» Requirements: Collect every line of the records below that contains the word "cuarto".

**** The records

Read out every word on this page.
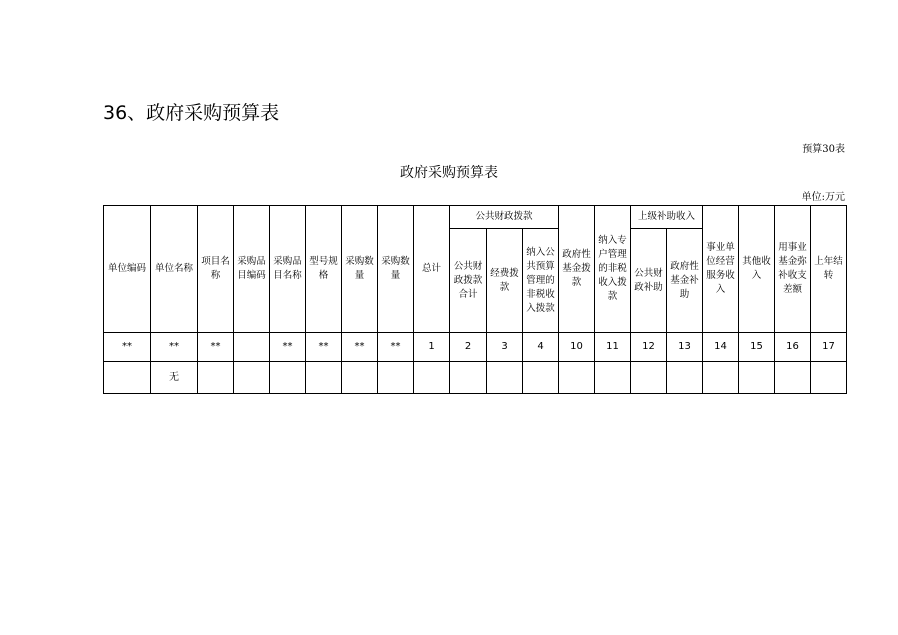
36、政府采购预算表
预算30表
政府采购预算表
单位:万元
单位编码	单位名称	项目名称	采购品目编码	采购品目名称	型号规格	采购数量	采购数量	总计	公共财政拨款			政府性基金拨款	纳入专户管理的非税收入拨款	上级补助收入		事业单位经营服务收入	其他收入	用事业基金弥补收支差额	上年结转
									公共财政拨款合计	经费拨款	纳入公共预算管理的非税收入拨款								
														公共财政补助	政府性基金补助				
**	**	**		**	**	**	**	1	2	3	4	10	11	12	13	14	15	16	17
	无																		
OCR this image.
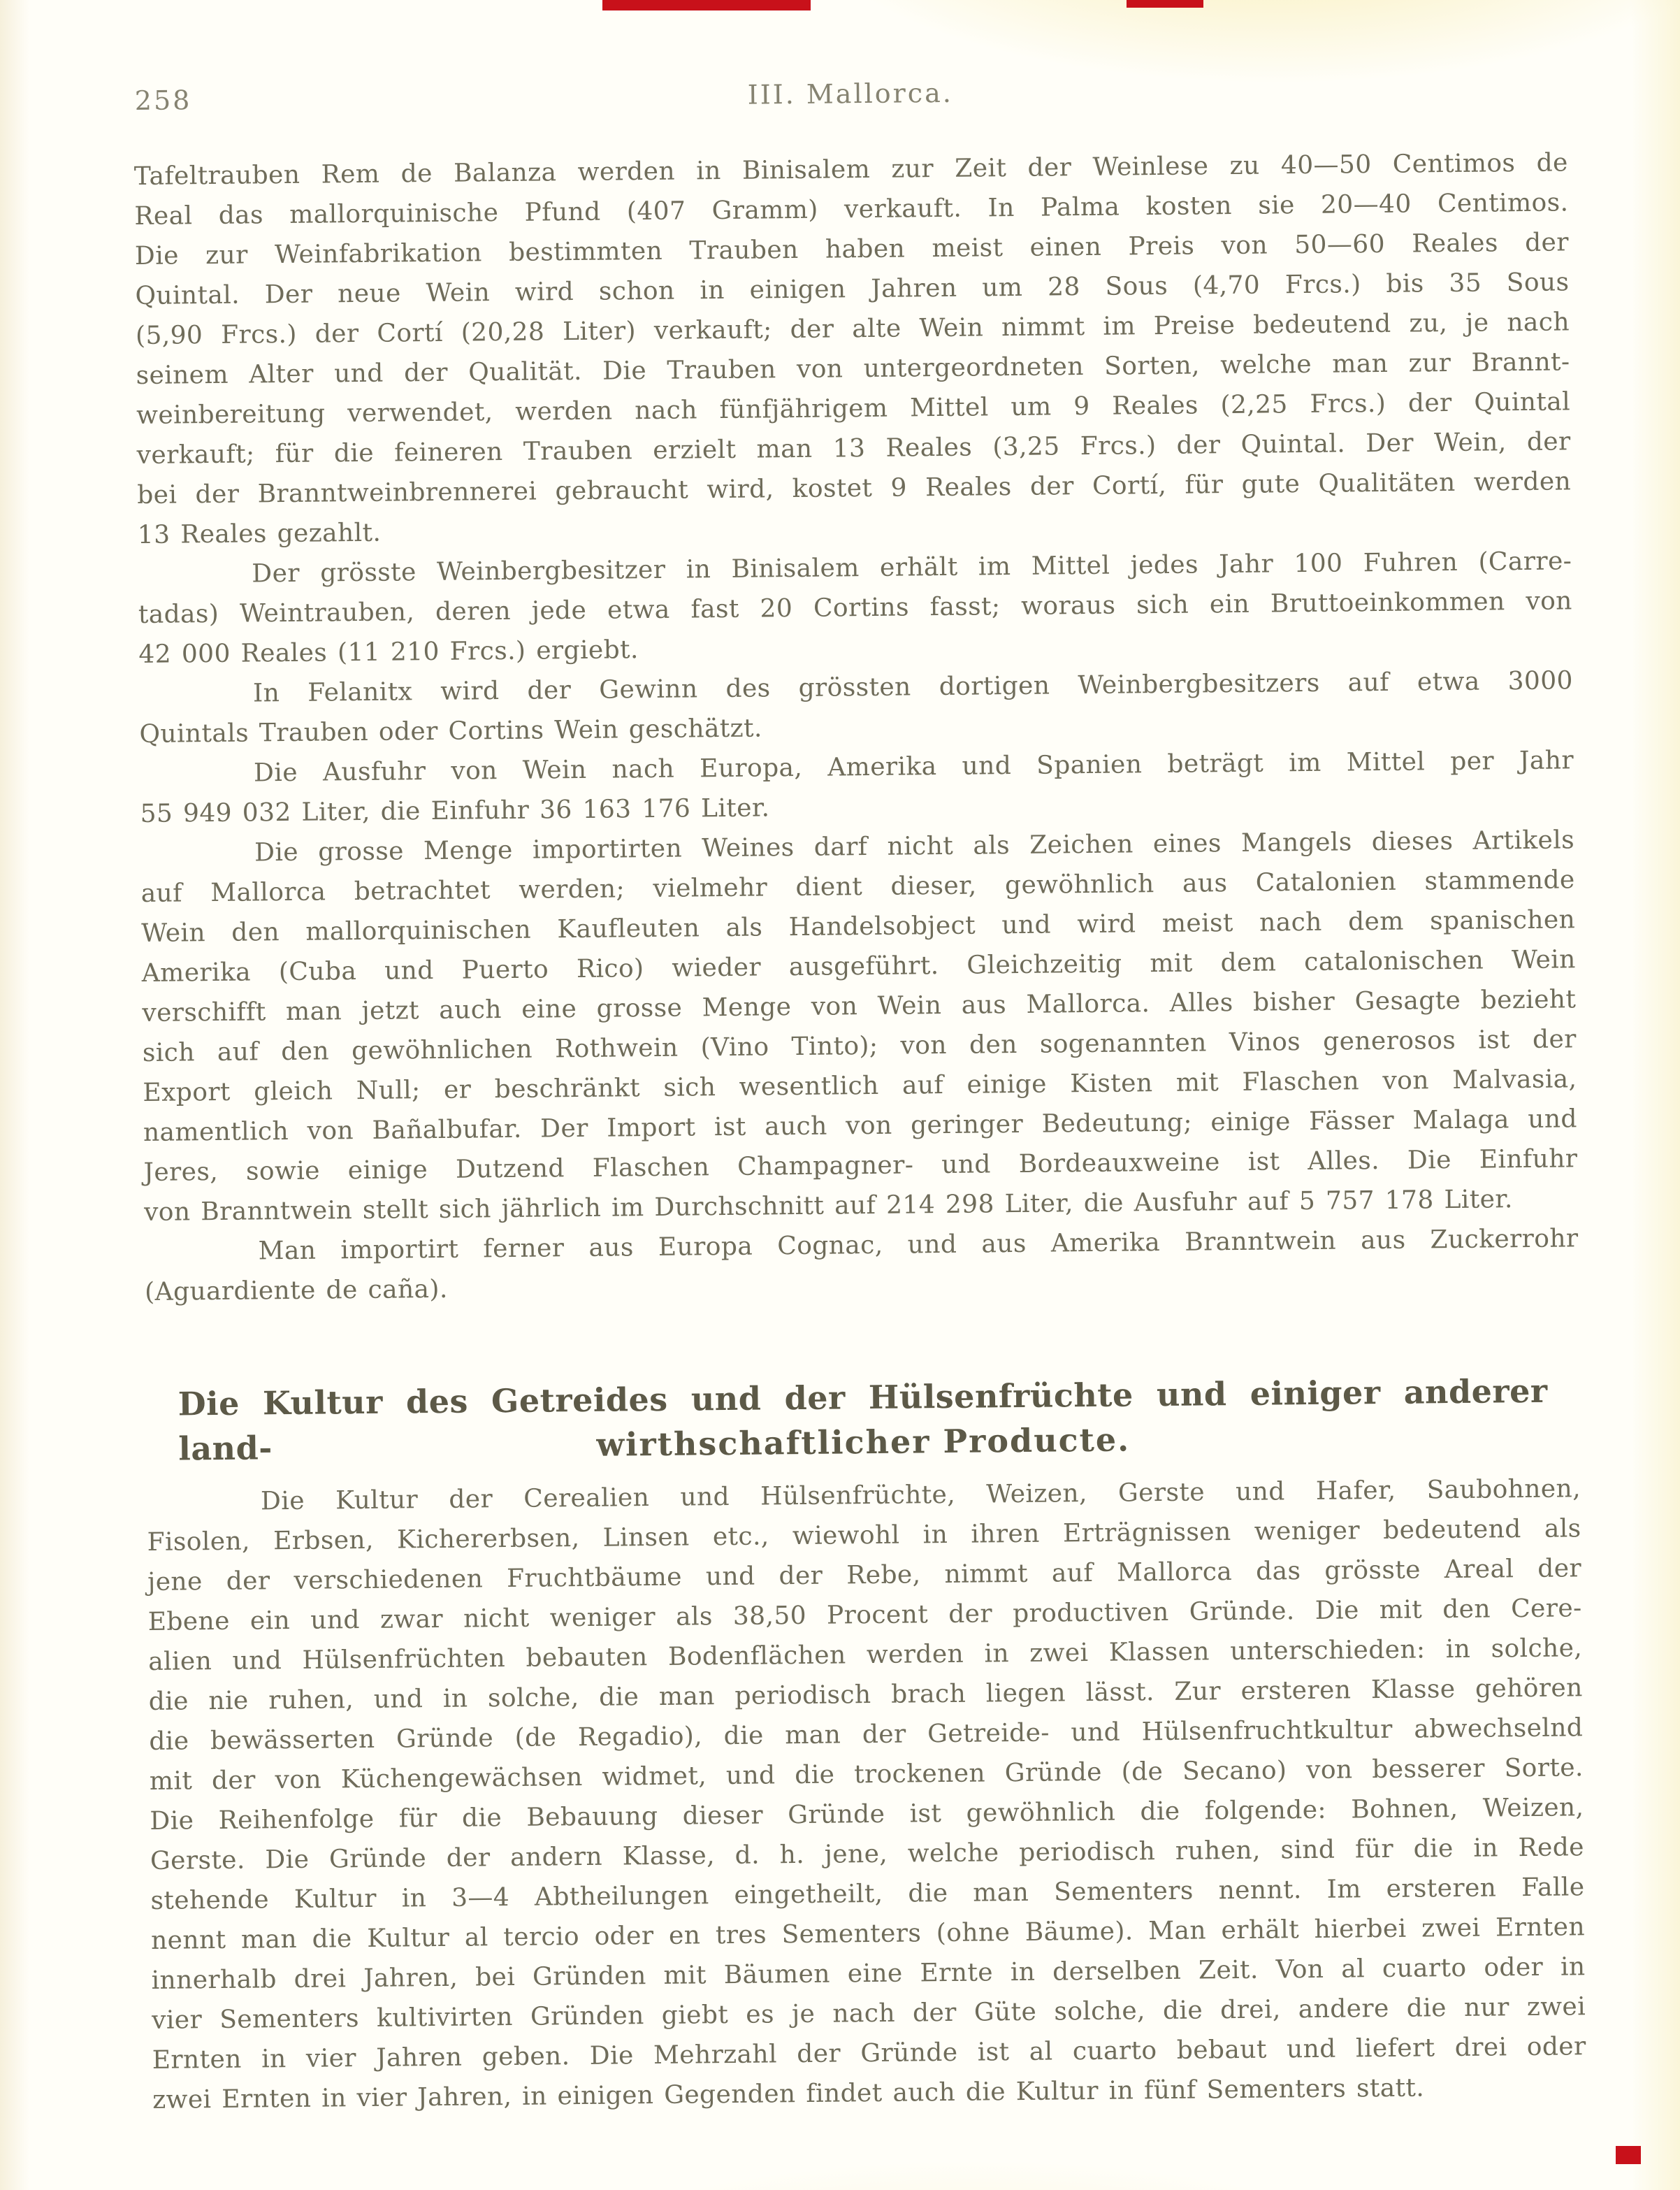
258	III. Mallorca.
Tafeltrauben Rem de Balanza werden in Binisalem zur Zeit der Weinlese zu 40—50 Centimos de
Real das mallorquinische Pfund (407 Gramm) verkauft. In Palma kosten sie 20—40 Centimos.
Die zur Weinfabrikation bestimmten Trauben haben meist einen Preis von 50—60 Reales der
Quintal. Der neue Wein wird schon in einigen Jahren um 28 Sous (4,70 Frcs.) bis 35 Sous
(5,90 Frcs.) der Cortí (20,28 Liter) verkauft; der alte Wein nimmt im Preise bedeutend zu, je nach
seinem Alter und der Qualität. Die Trauben von untergeordneten Sorten, welche man zur Brannt-
weinbereitung verwendet, werden nach fünfjährigem Mittel um 9 Reales (2,25 Frcs.) der Quintal
verkauft; für die feineren Trauben erzielt man 13 Reales (3,25 Frcs.) der Quintal. Der Wein, der
bei der Branntweinbrennerei gebraucht wird, kostet 9 Reales der Cortí, für gute Qualitäten werden
13 Reales gezahlt.
Der grösste Weinbergbesitzer in Binisalem erhält im Mittel jedes Jahr 100 Fuhren (Carre-
tadas) Weintrauben, deren jede etwa fast 20 Cortins fasst; woraus sich ein Bruttoeinkommen von
42 000 Reales (11 210 Frcs.) ergiebt.
In Felanitx wird der Gewinn des grössten dortigen Weinbergbesitzers auf etwa 3000
Quintals Trauben oder Cortins Wein geschätzt.
Die Ausfuhr von Wein nach Europa, Amerika und Spanien beträgt im Mittel per Jahr
55 949 032 Liter, die Einfuhr 36 163 176 Liter.
Die grosse Menge importirten Weines darf nicht als Zeichen eines Mangels dieses Artikels
auf Mallorca betrachtet werden; vielmehr dient dieser, gewöhnlich aus Catalonien stammende
Wein den mallorquinischen Kaufleuten als Handelsobject und wird meist nach dem spanischen
Amerika (Cuba und Puerto Rico) wieder ausgeführt. Gleichzeitig mit dem catalonischen Wein
verschifft man jetzt auch eine grosse Menge von Wein aus Mallorca. Alles bisher Gesagte bezieht
sich auf den gewöhnlichen Rothwein (Vino Tinto); von den sogenannten Vinos generosos ist der
Export gleich Null; er beschränkt sich wesentlich auf einige Kisten mit Flaschen von Malvasia,
namentlich von Bañalbufar. Der Import ist auch von geringer Bedeutung; einige Fässer Malaga und
Jeres, sowie einige Dutzend Flaschen Champagner- und Bordeauxweine ist Alles. Die Einfuhr
von Branntwein stellt sich jährlich im Durchschnitt auf 214 298 Liter, die Ausfuhr auf 5 757 178 Liter.
Man importirt ferner aus Europa Cognac, und aus Amerika Branntwein aus Zuckerrohr
(Aguardiente de caña).
Die Kultur des Getreides und der Hülsenfrüchte und einiger anderer land-	wirthschaftlicher Producte.
Die Kultur der Cerealien und Hülsenfrüchte, Weizen, Gerste und Hafer, Saubohnen,
Fisolen, Erbsen, Kichererbsen, Linsen etc., wiewohl in ihren Erträgnissen weniger bedeutend als
jene der verschiedenen Fruchtbäume und der Rebe, nimmt auf Mallorca das grösste Areal der
Ebene ein und zwar nicht weniger als 38,50 Procent der productiven Gründe. Die mit den Cere-
alien und Hülsenfrüchten bebauten Bodenflächen werden in zwei Klassen unterschieden: in solche,
die nie ruhen, und in solche, die man periodisch brach liegen lässt. Zur ersteren Klasse gehören
die bewässerten Gründe (de Regadio), die man der Getreide- und Hülsenfruchtkultur abwechselnd
mit der von Küchengewächsen widmet, und die trockenen Gründe (de Secano) von besserer Sorte.
Die Reihenfolge für die Bebauung dieser Gründe ist gewöhnlich die folgende: Bohnen, Weizen,
Gerste. Die Gründe der andern Klasse, d. h. jene, welche periodisch ruhen, sind für die in Rede
stehende Kultur in 3—4 Abtheilungen eingetheilt, die man Sementers nennt. Im ersteren Falle
nennt man die Kultur al tercio oder en tres Sementers (ohne Bäume). Man erhält hierbei zwei Ernten
innerhalb drei Jahren, bei Gründen mit Bäumen eine Ernte in derselben Zeit. Von al cuarto oder in
vier Sementers kultivirten Gründen giebt es je nach der Güte solche, die drei, andere die nur zwei
Ernten in vier Jahren geben. Die Mehrzahl der Gründe ist al cuarto bebaut und liefert drei oder
zwei Ernten in vier Jahren, in einigen Gegenden findet auch die Kultur in fünf Sementers statt.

********

» Response:
innerhalb drei Jahren, bei Gründen mit Bäumen eine Ernte in derselben Zeit. Von al cuarto oder in
Ernten in vier Jahren geben. Die Mehrzahl der Gründe ist al cuarto bebaut und liefert drei oder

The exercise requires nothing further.